Nel 2012 il prodotto interno cinese potrebbe superare quello degli Stati uniti. Alcuni calcoli sensati a sostegno di un’ipotesi solo apparentemente clamorosa

“… osservare la situazione con calma; consolidare le nostre posizioni; trattare le questioni sul tappeto in maniera tranquilla; nascondere le nostre capacità e aspettare che venga il nostro tempo; essere capaci di mantenere un profilo basso, non cercare mai di reclamare un ruolo di guida…” (Deng Xiaoping)

Negli scorsi mesi i principali media dei vari paesi hanno dato molto risalto alla notizia secondo la quale il pil cinese dovrebbe superare quest’anno quello del Giappone, collocando così il grande paese emergente al secondo posto nella classifica mondiale delle potenze economiche, dopo gli Stati Uniti.

Per alcuni aspetti si tratta peraltro di una non- notizia, perché il calcolo del pil per i due paesi, nelle valutazioni sopra citate, è fatto utilizzando il criterio dei prezzi di mercato; pochi media hanno invece ricordato come, in realtà, usando il più corretto metodo della parità dei poteri di acquisto, la Cina abbia superato il pil del Giappone già circa una decina di anni fa.

Ma l’informazione, per quanto incompleta, ci porta a riflettere meglio sull’attuale peso relativo dell’economia cinese rispetto a quella statunitense, con gli inevitabili riflessi che il risultato di tale misura si può portare inevitabilmente dietro rispetto alla situazione e alle prospettive economiche e politiche del mondo.

→ **PARTI DELL'ESERCIZIO**
1) Rispondi a queste domande sul testo sul pil cinese:
(a) In quale anno il prodotto interno cinese potrebbe superare quello degli Stati Uniti?
(b) A chi è attribuita la citazione riportata?
(c) Con quale metodo di calcolo la Cina avrebbe superato il pil del Giappone già circa una decina di anni fa?
2) Duplica, per favore, tutto ciò che nei record va dall'inizio fino alla riga che contiene "- page-footer: 第4页，共69页: [522, 1624, 668, 1648]", inclusa quest'ultima.
Il testo sul pil cinese e i record sono materiali distinti.

Voci delle regioni etichettate:
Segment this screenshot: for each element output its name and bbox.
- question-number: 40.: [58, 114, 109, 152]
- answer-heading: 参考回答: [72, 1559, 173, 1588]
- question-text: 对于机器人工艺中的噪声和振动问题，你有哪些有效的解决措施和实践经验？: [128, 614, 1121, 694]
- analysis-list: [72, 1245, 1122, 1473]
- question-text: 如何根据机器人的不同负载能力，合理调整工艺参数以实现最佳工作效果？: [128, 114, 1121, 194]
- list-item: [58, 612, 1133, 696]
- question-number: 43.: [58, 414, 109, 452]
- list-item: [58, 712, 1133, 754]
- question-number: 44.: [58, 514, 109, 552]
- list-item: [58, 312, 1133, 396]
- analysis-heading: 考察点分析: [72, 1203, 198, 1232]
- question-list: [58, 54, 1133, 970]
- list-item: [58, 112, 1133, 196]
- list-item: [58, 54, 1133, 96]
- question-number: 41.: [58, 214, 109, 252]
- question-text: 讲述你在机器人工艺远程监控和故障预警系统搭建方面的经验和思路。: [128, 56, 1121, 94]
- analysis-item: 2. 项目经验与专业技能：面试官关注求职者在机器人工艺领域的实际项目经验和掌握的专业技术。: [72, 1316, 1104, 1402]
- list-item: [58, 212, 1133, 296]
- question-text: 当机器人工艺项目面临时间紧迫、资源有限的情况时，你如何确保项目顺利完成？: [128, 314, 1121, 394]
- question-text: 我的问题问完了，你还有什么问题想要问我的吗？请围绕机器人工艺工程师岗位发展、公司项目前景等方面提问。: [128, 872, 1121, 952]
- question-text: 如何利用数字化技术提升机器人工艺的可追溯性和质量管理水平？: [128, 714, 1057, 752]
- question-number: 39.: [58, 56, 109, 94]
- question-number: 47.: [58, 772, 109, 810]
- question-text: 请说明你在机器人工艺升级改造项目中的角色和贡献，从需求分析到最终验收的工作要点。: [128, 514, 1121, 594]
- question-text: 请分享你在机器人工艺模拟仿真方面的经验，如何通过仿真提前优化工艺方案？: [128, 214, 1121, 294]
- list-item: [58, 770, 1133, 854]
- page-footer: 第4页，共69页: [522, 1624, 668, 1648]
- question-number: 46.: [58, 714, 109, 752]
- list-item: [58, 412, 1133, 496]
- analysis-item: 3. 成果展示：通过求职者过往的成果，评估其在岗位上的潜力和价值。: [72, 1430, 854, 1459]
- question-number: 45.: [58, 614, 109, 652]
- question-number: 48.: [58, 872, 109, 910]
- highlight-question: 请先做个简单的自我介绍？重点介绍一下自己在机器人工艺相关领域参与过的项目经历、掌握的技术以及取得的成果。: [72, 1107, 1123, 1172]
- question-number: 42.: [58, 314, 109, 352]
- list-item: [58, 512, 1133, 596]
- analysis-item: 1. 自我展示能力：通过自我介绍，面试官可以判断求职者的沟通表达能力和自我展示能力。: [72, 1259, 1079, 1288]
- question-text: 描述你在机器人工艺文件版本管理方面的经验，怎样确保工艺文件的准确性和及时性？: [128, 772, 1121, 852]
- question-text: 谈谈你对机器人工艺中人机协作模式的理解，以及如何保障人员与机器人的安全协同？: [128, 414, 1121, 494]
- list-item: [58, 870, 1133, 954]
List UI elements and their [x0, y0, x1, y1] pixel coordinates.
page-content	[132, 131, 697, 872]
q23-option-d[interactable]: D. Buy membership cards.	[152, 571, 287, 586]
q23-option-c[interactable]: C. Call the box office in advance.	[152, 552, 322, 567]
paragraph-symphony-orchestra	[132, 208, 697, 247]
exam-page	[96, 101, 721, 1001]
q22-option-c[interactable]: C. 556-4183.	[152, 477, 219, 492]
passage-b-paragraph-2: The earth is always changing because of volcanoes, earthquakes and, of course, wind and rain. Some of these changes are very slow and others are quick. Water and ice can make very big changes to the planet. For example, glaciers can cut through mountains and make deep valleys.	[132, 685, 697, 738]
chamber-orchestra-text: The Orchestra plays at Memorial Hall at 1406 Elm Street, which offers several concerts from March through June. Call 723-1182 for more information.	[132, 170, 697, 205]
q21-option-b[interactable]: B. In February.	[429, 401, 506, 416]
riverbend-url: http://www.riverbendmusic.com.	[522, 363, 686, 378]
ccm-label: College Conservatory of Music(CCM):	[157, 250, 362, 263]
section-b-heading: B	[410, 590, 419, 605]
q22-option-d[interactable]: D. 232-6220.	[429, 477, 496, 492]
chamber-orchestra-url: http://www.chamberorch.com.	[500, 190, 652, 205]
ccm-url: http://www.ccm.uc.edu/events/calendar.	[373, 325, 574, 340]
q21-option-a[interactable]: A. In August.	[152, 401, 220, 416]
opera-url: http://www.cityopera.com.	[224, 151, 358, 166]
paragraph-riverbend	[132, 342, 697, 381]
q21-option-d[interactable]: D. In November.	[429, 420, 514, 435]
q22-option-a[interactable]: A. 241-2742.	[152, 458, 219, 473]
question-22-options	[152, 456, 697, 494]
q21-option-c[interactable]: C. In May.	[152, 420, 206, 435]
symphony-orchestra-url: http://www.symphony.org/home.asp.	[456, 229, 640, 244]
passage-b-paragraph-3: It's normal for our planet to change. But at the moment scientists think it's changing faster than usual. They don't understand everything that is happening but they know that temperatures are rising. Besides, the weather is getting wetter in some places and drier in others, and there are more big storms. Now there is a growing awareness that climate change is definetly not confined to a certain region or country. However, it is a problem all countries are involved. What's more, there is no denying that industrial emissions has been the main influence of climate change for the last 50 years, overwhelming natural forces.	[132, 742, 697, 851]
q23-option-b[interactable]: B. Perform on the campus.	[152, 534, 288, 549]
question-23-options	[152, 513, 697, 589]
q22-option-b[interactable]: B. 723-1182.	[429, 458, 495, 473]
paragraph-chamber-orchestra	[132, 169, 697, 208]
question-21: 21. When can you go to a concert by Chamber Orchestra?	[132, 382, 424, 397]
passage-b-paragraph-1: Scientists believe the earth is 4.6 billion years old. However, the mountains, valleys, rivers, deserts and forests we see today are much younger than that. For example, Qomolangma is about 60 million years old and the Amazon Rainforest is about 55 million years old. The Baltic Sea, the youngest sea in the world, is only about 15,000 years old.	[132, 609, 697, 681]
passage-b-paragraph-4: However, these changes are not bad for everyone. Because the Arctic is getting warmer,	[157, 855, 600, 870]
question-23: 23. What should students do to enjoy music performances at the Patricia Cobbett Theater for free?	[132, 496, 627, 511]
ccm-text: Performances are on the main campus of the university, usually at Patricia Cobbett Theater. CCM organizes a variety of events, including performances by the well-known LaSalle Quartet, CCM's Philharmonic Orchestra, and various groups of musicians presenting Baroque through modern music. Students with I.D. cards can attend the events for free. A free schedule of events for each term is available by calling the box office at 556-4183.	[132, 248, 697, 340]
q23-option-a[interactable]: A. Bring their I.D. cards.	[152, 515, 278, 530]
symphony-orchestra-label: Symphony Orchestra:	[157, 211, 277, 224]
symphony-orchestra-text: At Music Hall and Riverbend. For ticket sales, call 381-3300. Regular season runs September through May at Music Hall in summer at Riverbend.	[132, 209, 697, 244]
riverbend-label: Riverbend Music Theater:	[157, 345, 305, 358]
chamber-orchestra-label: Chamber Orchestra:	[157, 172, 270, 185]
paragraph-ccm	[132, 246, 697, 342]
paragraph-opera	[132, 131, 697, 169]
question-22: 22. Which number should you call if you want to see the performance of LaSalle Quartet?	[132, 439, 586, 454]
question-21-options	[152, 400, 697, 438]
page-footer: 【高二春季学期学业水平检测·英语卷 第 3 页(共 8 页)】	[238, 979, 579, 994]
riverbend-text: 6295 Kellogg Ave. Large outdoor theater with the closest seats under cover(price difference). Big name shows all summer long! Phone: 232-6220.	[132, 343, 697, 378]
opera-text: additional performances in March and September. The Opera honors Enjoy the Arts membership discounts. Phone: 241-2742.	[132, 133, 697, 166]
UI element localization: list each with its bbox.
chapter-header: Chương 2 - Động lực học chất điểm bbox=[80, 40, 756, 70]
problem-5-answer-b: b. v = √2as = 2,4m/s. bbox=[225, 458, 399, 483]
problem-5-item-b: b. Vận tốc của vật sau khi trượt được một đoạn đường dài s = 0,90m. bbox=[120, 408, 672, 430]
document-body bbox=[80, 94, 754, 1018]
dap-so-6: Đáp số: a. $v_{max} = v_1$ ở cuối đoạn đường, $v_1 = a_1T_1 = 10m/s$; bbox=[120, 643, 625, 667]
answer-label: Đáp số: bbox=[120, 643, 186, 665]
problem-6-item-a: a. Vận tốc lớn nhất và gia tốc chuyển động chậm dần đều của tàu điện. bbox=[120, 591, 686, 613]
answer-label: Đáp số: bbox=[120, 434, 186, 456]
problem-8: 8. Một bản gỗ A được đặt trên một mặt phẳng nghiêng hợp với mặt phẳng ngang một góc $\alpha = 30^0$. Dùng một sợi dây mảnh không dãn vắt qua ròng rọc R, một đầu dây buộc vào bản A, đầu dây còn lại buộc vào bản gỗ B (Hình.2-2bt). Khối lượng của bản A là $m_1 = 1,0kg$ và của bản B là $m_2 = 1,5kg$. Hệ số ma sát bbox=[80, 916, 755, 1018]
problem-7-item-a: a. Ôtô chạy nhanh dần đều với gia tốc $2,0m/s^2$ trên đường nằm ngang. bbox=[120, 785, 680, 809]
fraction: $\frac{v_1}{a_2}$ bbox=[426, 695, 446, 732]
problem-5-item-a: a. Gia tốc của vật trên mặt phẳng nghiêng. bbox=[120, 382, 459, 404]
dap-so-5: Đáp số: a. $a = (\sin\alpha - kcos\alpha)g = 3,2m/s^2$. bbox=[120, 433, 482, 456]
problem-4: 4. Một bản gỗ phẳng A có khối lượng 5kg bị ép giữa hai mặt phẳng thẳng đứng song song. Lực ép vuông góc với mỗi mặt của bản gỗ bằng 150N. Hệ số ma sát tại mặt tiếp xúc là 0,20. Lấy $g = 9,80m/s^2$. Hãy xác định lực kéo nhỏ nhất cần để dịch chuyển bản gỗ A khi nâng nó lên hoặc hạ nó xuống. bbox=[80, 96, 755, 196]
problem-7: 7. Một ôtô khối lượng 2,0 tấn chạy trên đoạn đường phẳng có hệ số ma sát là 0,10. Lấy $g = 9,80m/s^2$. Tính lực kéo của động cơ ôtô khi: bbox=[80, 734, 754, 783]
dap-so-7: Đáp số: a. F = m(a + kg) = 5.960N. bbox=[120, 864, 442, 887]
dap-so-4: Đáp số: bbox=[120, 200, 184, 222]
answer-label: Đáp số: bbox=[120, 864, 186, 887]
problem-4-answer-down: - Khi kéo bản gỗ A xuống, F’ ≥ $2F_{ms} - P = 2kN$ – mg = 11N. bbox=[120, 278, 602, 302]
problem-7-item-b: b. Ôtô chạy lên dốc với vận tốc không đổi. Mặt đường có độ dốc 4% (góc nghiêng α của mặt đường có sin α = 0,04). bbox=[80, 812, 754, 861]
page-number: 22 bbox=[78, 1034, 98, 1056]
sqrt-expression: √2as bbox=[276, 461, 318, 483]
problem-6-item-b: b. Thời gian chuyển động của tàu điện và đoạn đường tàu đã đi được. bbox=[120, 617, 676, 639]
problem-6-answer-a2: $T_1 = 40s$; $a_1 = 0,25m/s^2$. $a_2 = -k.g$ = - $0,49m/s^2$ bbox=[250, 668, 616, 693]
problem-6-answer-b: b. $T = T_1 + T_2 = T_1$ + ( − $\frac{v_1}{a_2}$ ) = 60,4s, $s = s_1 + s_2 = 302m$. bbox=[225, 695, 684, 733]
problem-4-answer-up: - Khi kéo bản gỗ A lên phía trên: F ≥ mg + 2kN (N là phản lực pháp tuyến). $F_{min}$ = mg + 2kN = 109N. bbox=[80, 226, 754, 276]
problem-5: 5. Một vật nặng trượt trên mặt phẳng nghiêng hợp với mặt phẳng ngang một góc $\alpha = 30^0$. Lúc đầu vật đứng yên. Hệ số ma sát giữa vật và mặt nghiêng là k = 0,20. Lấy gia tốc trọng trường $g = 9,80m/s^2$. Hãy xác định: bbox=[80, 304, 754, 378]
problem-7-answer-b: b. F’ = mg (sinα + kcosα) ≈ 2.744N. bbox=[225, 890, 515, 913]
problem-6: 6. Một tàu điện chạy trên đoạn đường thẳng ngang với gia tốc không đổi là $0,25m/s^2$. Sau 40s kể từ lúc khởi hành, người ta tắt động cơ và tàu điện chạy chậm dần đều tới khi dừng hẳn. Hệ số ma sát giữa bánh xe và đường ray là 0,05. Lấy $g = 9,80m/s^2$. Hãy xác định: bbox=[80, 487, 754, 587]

→ **RISPOSTE ALL'ESERCIZIO**
1)
(a) Nel 2012.
(b) A Deng Xiaoping.
(c) Con il metodo della parità dei poteri di acquisto.

2)
Segment this screenshot: for each element output its name and bbox.
- question-number: 40.: [58, 114, 109, 152]
- answer-heading: 参考回答: [72, 1559, 173, 1588]
- question-text: 对于机器人工艺中的噪声和振动问题，你有哪些有效的解决措施和实践经验？: [128, 614, 1121, 694]
- analysis-list: [72, 1245, 1122, 1473]
- question-text: 如何根据机器人的不同负载能力，合理调整工艺参数以实现最佳工作效果？: [128, 114, 1121, 194]
- list-item: [58, 612, 1133, 696]
- question-number: 43.: [58, 414, 109, 452]
- list-item: [58, 712, 1133, 754]
- question-number: 44.: [58, 514, 109, 552]
- list-item: [58, 312, 1133, 396]
- analysis-heading: 考察点分析: [72, 1203, 198, 1232]
- question-list: [58, 54, 1133, 970]
- list-item: [58, 112, 1133, 196]
- list-item: [58, 54, 1133, 96]
- question-number: 41.: [58, 214, 109, 252]
- question-text: 讲述你在机器人工艺远程监控和故障预警系统搭建方面的经验和思路。: [128, 56, 1121, 94]
- analysis-item: 2. 项目经验与专业技能：面试官关注求职者在机器人工艺领域的实际项目经验和掌握的专业技术。: [72, 1316, 1104, 1402]
- list-item: [58, 212, 1133, 296]
- question-text: 当机器人工艺项目面临时间紧迫、资源有限的情况时，你如何确保项目顺利完成？: [128, 314, 1121, 394]
- question-text: 我的问题问完了，你还有什么问题想要问我的吗？请围绕机器人工艺工程师岗位发展、公司项目前景等方面提问。: [128, 872, 1121, 952]
- question-text: 如何利用数字化技术提升机器人工艺的可追溯性和质量管理水平？: [128, 714, 1057, 752]
- question-number: 39.: [58, 56, 109, 94]
- question-number: 47.: [58, 772, 109, 810]
- question-text: 请说明你在机器人工艺升级改造项目中的角色和贡献，从需求分析到最终验收的工作要点。: [128, 514, 1121, 594]
- question-text: 请分享你在机器人工艺模拟仿真方面的经验，如何通过仿真提前优化工艺方案？: [128, 214, 1121, 294]
- list-item: [58, 770, 1133, 854]
- page-footer: 第4页，共69页: [522, 1624, 668, 1648]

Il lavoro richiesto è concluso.